[Dataset items]
* BEGIN *
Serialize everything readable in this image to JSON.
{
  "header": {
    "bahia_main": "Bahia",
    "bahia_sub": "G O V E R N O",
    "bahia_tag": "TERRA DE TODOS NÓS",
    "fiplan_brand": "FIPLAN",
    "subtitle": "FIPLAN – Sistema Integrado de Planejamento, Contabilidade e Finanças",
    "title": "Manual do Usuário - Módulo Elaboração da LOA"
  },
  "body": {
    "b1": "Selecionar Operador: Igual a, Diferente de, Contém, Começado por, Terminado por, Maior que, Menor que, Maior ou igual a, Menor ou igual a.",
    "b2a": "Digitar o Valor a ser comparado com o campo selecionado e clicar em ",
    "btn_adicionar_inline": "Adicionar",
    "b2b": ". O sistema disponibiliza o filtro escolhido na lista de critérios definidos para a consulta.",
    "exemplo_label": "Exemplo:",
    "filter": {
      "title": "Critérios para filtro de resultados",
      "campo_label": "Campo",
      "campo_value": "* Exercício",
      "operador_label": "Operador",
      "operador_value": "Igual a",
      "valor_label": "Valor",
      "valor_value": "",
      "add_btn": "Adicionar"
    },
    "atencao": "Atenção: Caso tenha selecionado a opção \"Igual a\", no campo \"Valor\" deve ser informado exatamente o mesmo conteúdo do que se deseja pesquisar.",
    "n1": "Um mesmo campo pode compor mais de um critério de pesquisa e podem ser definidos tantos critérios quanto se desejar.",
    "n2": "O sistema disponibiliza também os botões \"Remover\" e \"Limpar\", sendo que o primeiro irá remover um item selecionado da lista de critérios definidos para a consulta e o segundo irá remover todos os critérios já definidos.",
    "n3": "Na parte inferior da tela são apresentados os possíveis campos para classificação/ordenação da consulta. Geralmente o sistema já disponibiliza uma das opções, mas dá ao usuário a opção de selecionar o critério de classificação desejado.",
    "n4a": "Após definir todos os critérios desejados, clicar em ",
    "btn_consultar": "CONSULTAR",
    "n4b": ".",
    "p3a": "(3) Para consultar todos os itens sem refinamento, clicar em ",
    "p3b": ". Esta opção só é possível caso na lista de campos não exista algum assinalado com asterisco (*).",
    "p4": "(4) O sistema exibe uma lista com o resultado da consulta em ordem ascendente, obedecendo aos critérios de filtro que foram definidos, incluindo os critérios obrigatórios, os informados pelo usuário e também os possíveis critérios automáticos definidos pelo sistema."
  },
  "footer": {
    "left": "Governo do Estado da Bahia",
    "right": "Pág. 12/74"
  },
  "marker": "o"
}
* END *
**Task objective:**
Take the listing above and write it out again exactly.

**Written response:**
Serialize everything readable in this image to JSON.
{
  "header": {
    "bahia_main": "Bahia",
    "bahia_sub": "G O V E R N O",
    "bahia_tag": "TERRA DE TODOS NÓS",
    "fiplan_brand": "FIPLAN",
    "subtitle": "FIPLAN – Sistema Integrado de Planejamento, Contabilidade e Finanças",
    "title": "Manual do Usuário - Módulo Elaboração da LOA"
  },
  "body": {
    "b1": "Selecionar Operador: Igual a, Diferente de, Contém, Começado por, Terminado por, Maior que, Menor que, Maior ou igual a, Menor ou igual a.",
    "b2a": "Digitar o Valor a ser comparado com o campo selecionado e clicar em ",
    "btn_adicionar_inline": "Adicionar",
    "b2b": ". O sistema disponibiliza o filtro escolhido na lista de critérios definidos para a consulta.",
    "exemplo_label": "Exemplo:",
    "filter": {
      "title": "Critérios para filtro de resultados",
      "campo_label": "Campo",
      "campo_value": "* Exercício",
      "operador_label": "Operador",
      "operador_value": "Igual a",
      "valor_label": "Valor",
      "valor_value": "",
      "add_btn": "Adicionar"
    },
    "atencao": "Atenção: Caso tenha selecionado a opção \"Igual a\", no campo \"Valor\" deve ser informado exatamente o mesmo conteúdo do que se deseja pesquisar.",
    "n1": "Um mesmo campo pode compor mais de um critério de pesquisa e podem ser definidos tantos critérios quanto se desejar.",
    "n2": "O sistema disponibiliza também os botões \"Remover\" e \"Limpar\", sendo que o primeiro irá remover um item selecionado da lista de critérios definidos para a consulta e o segundo irá remover todos os critérios já definidos.",
    "n3": "Na parte inferior da tela são apresentados os possíveis campos para classificação/ordenação da consulta. Geralmente o sistema já disponibiliza uma das opções, mas dá ao usuário a opção de selecionar o critério de classificação desejado.",
    "n4a": "Após definir todos os critérios desejados, clicar em ",
    "btn_consultar": "CONSULTAR",
    "n4b": ".",
    "p3a": "(3) Para consultar todos os itens sem refinamento, clicar em ",
    "p3b": ". Esta opção só é possível caso na lista de campos não exista algum assinalado com asterisco (*).",
    "p4": "(4) O sistema exibe uma lista com o resultado da consulta em ordem ascendente, obedecendo aos critérios de filtro que foram definidos, incluindo os critérios obrigatórios, os informados pelo usuário e também os possíveis critérios automáticos definidos pelo sistema."
  },
  "footer": {
    "left": "Governo do Estado da Bahia",
    "right": "Pág. 12/74"
  },
  "marker": "o"
}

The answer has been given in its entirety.